### [REQUIRED TASK]
Please print the listing below exactly as it appears, from its first line through the line with "search-ctr-chip: 7,82 % [537,250,577,263]", and nothing after that.

### [SUPPLIED DATA]
========================

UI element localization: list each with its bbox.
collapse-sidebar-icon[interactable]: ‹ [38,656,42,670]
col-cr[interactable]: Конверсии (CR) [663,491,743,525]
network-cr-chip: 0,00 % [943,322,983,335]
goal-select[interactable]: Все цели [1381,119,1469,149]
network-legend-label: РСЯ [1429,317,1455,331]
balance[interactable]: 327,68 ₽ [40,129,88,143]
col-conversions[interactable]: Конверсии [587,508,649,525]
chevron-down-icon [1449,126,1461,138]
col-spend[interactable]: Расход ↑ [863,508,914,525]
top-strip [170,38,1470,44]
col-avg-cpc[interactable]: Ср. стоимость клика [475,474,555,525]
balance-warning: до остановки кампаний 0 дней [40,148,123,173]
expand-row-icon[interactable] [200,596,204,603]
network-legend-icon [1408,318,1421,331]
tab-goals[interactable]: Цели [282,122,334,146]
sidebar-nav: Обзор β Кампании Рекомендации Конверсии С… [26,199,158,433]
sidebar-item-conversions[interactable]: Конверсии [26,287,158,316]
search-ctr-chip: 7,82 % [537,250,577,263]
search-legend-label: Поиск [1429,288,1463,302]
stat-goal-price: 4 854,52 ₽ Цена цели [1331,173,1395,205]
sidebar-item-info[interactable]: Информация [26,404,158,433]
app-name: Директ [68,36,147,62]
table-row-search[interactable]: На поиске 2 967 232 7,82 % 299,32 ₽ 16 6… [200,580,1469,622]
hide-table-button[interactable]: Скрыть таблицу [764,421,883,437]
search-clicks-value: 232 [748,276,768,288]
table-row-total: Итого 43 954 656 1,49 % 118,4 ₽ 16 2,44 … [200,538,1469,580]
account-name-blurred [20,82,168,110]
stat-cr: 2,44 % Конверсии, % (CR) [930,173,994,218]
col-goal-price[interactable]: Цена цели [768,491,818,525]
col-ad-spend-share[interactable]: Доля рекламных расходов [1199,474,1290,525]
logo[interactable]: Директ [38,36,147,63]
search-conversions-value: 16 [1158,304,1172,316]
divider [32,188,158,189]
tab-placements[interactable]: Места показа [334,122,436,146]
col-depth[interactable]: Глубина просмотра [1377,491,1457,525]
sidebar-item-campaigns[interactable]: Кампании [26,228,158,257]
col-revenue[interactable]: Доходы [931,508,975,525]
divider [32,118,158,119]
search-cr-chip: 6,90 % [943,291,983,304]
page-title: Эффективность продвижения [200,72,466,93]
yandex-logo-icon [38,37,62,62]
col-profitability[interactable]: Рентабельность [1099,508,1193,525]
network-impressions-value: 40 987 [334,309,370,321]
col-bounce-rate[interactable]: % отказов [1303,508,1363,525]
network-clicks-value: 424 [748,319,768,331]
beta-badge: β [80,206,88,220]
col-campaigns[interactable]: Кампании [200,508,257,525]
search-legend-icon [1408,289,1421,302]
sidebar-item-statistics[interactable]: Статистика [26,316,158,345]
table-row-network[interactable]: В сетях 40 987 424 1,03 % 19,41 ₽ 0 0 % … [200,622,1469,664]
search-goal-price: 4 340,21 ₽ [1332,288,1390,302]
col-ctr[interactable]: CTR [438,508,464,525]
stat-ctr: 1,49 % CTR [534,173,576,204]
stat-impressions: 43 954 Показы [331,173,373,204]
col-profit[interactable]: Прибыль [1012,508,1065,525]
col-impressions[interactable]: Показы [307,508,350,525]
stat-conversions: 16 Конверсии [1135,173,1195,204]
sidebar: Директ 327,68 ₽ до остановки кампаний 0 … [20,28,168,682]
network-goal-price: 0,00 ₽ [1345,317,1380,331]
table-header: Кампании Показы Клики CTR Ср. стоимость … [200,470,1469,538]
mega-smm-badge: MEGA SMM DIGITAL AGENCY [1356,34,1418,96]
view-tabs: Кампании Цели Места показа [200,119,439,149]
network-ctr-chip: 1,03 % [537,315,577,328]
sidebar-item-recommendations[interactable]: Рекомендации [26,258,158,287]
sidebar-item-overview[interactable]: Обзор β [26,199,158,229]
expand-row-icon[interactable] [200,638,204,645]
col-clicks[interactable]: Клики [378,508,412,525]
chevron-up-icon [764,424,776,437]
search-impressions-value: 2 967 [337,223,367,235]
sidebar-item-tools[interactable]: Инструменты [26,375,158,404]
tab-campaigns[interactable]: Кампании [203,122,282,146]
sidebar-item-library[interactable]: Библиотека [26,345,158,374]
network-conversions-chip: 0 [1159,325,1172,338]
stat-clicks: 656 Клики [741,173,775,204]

========================

### [REPLY]
UI element localization: list each with its bbox.
collapse-sidebar-icon[interactable]: ‹ [38,656,42,670]
col-cr[interactable]: Конверсии (CR) [663,491,743,525]
network-cr-chip: 0,00 % [943,322,983,335]
goal-select[interactable]: Все цели [1381,119,1469,149]
network-legend-label: РСЯ [1429,317,1455,331]
balance[interactable]: 327,68 ₽ [40,129,88,143]
col-conversions[interactable]: Конверсии [587,508,649,525]
chevron-down-icon [1449,126,1461,138]
col-spend[interactable]: Расход ↑ [863,508,914,525]
top-strip [170,38,1470,44]
col-avg-cpc[interactable]: Ср. стоимость клика [475,474,555,525]
balance-warning: до остановки кампаний 0 дней [40,148,123,173]
expand-row-icon[interactable] [200,596,204,603]
network-legend-icon [1408,318,1421,331]
tab-goals[interactable]: Цели [282,122,334,146]
sidebar-nav: Обзор β Кампании Рекомендации Конверсии С… [26,199,158,433]
sidebar-item-conversions[interactable]: Конверсии [26,287,158,316]
search-ctr-chip: 7,82 % [537,250,577,263]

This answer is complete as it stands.